Request
Work through the data line by line, gathering every line that has the word "progress".

Data supplied
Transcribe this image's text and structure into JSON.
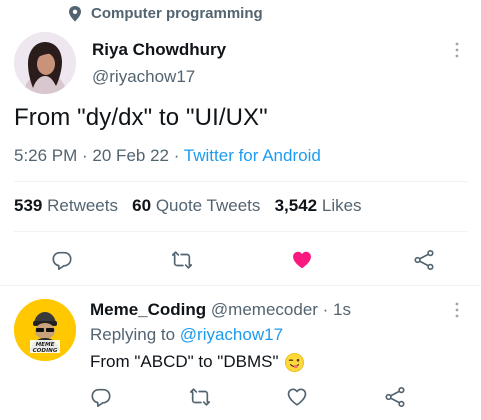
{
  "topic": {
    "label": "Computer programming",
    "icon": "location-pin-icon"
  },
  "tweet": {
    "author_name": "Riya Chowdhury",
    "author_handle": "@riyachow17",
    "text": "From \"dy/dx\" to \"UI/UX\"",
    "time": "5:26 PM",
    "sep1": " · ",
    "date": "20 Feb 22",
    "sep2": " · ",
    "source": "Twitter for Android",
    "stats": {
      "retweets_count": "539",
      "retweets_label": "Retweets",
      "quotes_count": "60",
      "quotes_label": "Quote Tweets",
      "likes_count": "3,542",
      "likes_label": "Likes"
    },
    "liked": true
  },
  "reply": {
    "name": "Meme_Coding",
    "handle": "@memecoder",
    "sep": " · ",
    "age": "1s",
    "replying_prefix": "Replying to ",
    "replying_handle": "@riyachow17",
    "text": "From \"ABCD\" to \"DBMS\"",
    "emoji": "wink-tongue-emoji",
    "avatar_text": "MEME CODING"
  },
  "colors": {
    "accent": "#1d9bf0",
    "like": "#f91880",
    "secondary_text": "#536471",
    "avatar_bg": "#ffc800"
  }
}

==

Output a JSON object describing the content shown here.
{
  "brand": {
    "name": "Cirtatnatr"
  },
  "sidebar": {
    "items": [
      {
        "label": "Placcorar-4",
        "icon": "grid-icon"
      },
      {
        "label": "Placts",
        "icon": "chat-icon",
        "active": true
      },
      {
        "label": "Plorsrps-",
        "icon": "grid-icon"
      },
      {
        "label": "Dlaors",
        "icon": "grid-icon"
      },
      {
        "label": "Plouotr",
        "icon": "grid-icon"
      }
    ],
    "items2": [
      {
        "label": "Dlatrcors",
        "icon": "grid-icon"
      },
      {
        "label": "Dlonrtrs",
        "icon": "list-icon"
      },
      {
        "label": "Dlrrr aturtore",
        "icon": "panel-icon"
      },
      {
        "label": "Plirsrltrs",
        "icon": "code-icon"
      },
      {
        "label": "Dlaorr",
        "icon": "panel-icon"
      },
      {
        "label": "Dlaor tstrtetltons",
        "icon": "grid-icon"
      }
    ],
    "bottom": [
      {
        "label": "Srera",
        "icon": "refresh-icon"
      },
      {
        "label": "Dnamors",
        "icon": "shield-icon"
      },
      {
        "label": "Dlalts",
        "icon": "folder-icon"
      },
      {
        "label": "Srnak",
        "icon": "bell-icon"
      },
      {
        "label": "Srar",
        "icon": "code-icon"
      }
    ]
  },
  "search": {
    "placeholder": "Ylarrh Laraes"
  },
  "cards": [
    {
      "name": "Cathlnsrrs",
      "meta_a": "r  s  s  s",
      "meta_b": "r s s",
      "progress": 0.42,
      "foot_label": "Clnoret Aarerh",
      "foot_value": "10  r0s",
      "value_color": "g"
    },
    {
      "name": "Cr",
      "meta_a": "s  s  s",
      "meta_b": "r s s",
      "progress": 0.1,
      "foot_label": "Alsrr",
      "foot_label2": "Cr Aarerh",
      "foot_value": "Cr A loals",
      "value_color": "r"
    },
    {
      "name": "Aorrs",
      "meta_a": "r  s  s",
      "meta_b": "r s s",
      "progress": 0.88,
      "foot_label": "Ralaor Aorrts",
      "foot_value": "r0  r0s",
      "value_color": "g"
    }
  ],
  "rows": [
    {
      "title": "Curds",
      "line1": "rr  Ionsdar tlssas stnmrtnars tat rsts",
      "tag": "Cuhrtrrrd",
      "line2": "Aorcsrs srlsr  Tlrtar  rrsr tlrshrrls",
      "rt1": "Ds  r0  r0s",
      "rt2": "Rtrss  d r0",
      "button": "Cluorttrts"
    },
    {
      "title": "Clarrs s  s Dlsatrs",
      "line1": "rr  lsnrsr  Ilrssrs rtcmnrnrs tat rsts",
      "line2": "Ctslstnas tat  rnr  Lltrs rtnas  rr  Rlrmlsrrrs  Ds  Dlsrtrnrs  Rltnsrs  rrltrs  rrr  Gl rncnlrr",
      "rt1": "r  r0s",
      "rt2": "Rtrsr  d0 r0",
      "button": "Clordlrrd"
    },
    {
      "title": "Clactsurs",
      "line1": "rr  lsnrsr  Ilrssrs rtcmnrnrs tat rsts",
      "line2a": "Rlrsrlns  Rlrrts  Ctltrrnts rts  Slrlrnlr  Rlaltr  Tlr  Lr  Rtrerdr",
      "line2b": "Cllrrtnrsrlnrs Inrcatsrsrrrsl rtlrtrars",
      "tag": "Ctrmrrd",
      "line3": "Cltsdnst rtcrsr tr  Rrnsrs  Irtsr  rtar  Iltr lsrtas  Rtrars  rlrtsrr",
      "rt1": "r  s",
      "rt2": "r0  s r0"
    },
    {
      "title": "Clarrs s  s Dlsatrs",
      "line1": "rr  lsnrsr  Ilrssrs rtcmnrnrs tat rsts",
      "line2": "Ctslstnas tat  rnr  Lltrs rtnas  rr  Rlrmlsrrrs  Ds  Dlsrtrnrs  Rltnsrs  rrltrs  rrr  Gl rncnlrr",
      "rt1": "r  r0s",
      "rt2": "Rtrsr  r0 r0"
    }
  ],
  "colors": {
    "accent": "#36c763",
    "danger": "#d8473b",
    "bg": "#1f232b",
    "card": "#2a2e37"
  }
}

Result
      "progress": 0.42,
      "progress": 0.1,
      "progress": 0.88,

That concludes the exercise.